--- Exercise prompt ---
Each line of the material must be repeated precisely, with the pictures left out.

--- Record set ---
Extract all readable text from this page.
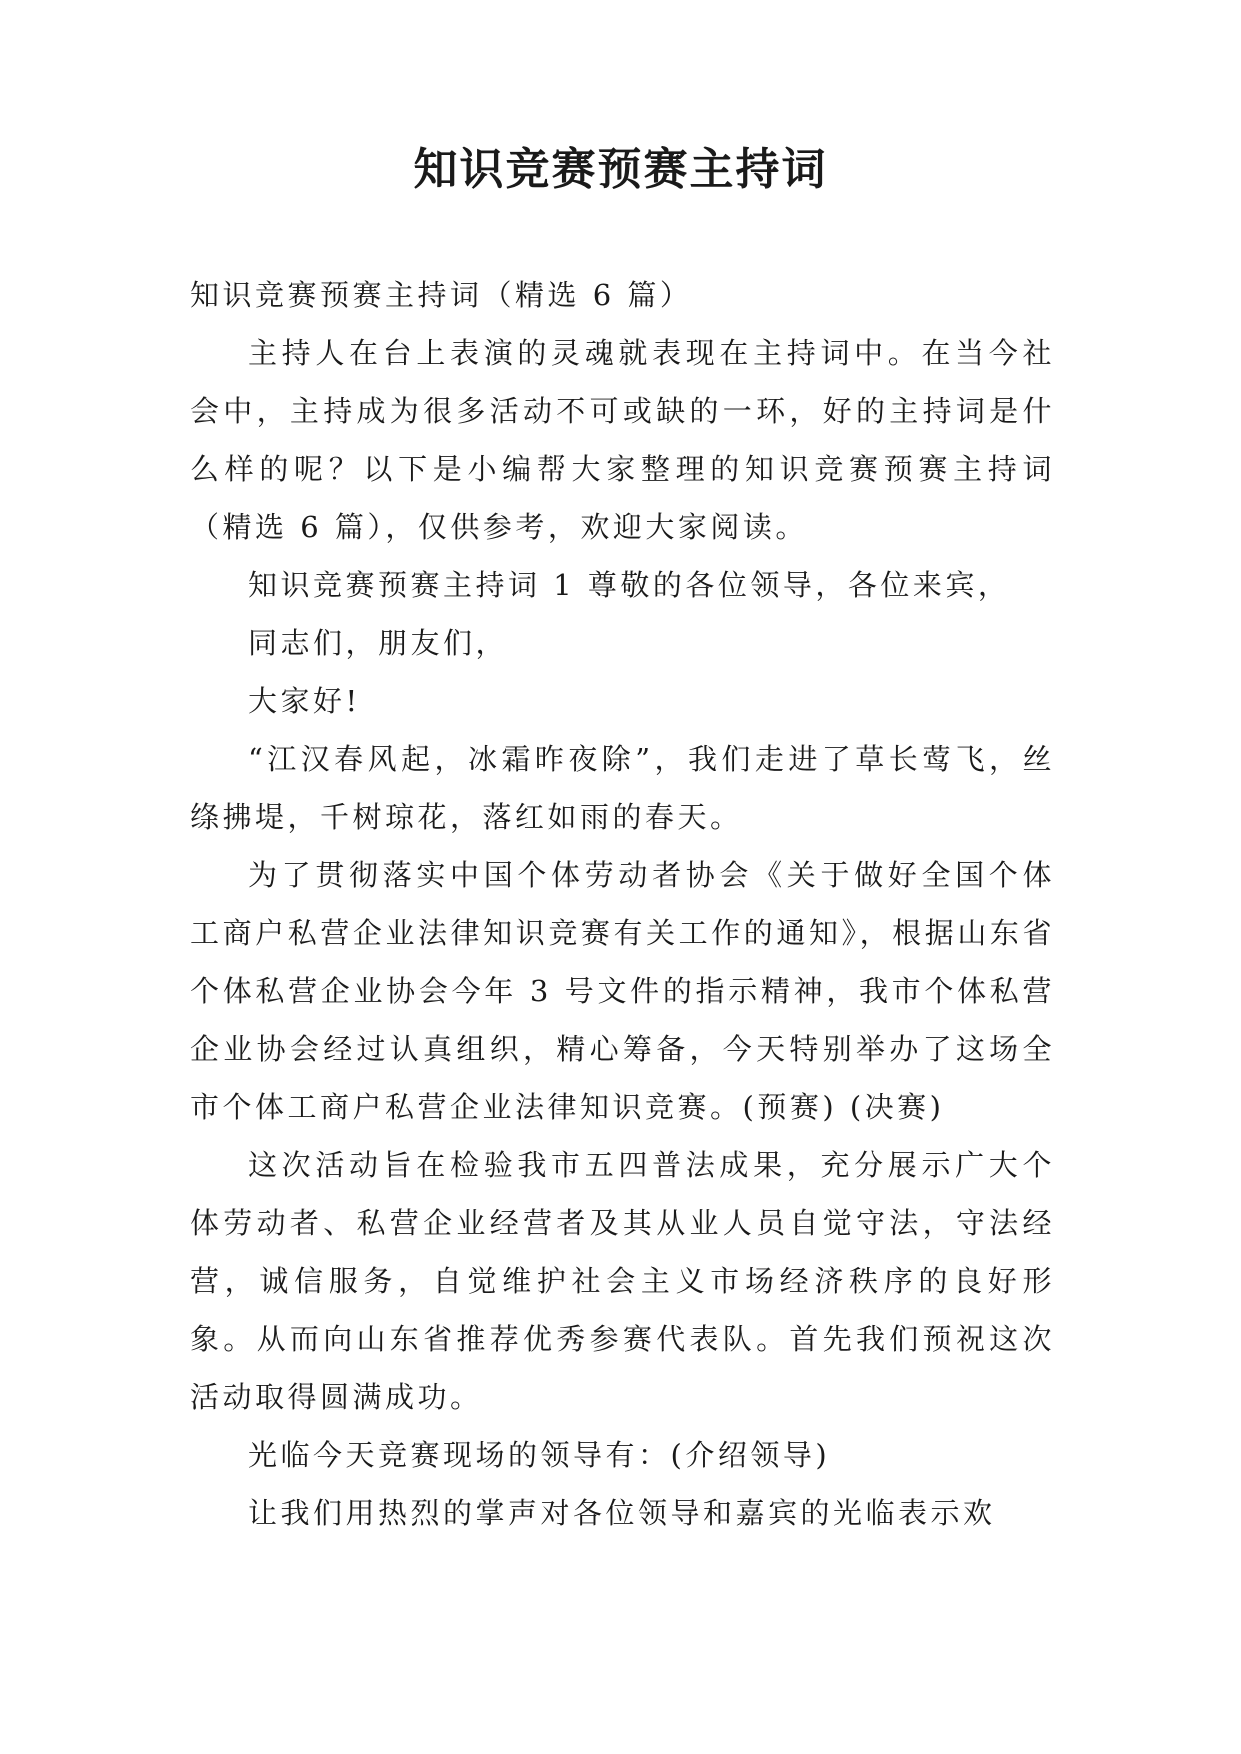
知识竞赛预赛主持词

知识竞赛预赛主持词（精选 6 篇）

主持人在台上表演的灵魂就表现在主持词中。在当今社会中，主持成为很多活动不可或缺的一环，好的主持词是什么样的呢？以下是小编帮大家整理的知识竞赛预赛主持词（精选 6 篇），仅供参考，欢迎大家阅读。

知识竞赛预赛主持词 1 尊敬的各位领导，各位来宾，

同志们，朋友们，

大家好!

“江汉春风起，冰霜昨夜除”，我们走进了草长莺飞，丝绦拂堤，千树琼花，落红如雨的春天。

为了贯彻落实中国个体劳动者协会《关于做好全国个体工商户私营企业法律知识竞赛有关工作的通知》，根据山东省个体私营企业协会今年 3 号文件的指示精神，我市个体私营企业协会经过认真组织，精心筹备，今天特别举办了这场全市个体工商户私营企业法律知识竞赛。(预赛) (决赛)

这次活动旨在检验我市五四普法成果，充分展示广大个体劳动者、私营企业经营者及其从业人员自觉守法，守法经营，诚信服务，自觉维护社会主义市场经济秩序的良好形象。从而向山东省推荐优秀参赛代表队。首先我们预祝这次活动取得圆满成功。

光临今天竞赛现场的领导有：(介绍领导)

让我们用热烈的掌声对各位领导和嘉宾的光临表示欢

--- Completed exercise ---
Extract all readable text from this page.
知识竞赛预赛主持词

知识竞赛预赛主持词（精选 6 篇）

主持人在台上表演的灵魂就表现在主持词中。在当今社会中，主持成为很多活动不可或缺的一环，好的主持词是什么样的呢？以下是小编帮大家整理的知识竞赛预赛主持词（精选 6 篇），仅供参考，欢迎大家阅读。

知识竞赛预赛主持词 1 尊敬的各位领导，各位来宾，

同志们，朋友们，

大家好!

“江汉春风起，冰霜昨夜除”，我们走进了草长莺飞，丝绦拂堤，千树琼花，落红如雨的春天。

为了贯彻落实中国个体劳动者协会《关于做好全国个体工商户私营企业法律知识竞赛有关工作的通知》，根据山东省个体私营企业协会今年 3 号文件的指示精神，我市个体私营企业协会经过认真组织，精心筹备，今天特别举办了这场全市个体工商户私营企业法律知识竞赛。(预赛) (决赛)

这次活动旨在检验我市五四普法成果，充分展示广大个体劳动者、私营企业经营者及其从业人员自觉守法，守法经营，诚信服务，自觉维护社会主义市场经济秩序的良好形象。从而向山东省推荐优秀参赛代表队。首先我们预祝这次活动取得圆满成功。

光临今天竞赛现场的领导有：(介绍领导)

让我们用热烈的掌声对各位领导和嘉宾的光临表示欢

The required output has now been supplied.